### Goal
How many lines in the records below hold the string "только"? Answer with the number alone.

Data records:
= = = = =
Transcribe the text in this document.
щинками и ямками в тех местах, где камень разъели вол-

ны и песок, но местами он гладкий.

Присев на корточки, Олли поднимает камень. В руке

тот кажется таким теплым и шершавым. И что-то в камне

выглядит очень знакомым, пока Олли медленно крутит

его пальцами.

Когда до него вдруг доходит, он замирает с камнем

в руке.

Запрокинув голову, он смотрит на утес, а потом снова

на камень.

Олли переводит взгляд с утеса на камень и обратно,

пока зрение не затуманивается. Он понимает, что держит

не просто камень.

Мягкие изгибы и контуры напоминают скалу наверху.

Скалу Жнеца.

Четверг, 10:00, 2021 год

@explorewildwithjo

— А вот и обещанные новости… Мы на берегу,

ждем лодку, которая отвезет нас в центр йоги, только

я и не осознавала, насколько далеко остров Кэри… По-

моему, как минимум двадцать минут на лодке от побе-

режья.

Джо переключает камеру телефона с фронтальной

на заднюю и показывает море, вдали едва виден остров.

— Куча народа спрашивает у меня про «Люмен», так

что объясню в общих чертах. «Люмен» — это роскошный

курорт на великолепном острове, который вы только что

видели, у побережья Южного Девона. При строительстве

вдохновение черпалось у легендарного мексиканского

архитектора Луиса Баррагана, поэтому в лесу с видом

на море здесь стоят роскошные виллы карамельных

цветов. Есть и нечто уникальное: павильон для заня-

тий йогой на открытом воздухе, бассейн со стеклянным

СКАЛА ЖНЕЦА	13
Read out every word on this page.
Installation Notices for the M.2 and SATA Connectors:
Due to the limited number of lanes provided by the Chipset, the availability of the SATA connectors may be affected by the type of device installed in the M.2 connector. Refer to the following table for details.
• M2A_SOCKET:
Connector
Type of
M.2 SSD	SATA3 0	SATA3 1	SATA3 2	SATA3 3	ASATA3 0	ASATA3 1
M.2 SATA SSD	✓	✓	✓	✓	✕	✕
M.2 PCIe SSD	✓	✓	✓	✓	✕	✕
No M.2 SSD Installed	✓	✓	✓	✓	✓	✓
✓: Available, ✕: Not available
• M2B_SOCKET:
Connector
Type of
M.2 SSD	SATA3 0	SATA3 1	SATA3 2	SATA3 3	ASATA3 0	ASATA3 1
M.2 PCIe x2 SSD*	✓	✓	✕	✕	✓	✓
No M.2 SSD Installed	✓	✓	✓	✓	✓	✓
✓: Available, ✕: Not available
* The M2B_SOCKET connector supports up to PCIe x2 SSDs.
= = = = =
### Solution to the problem
2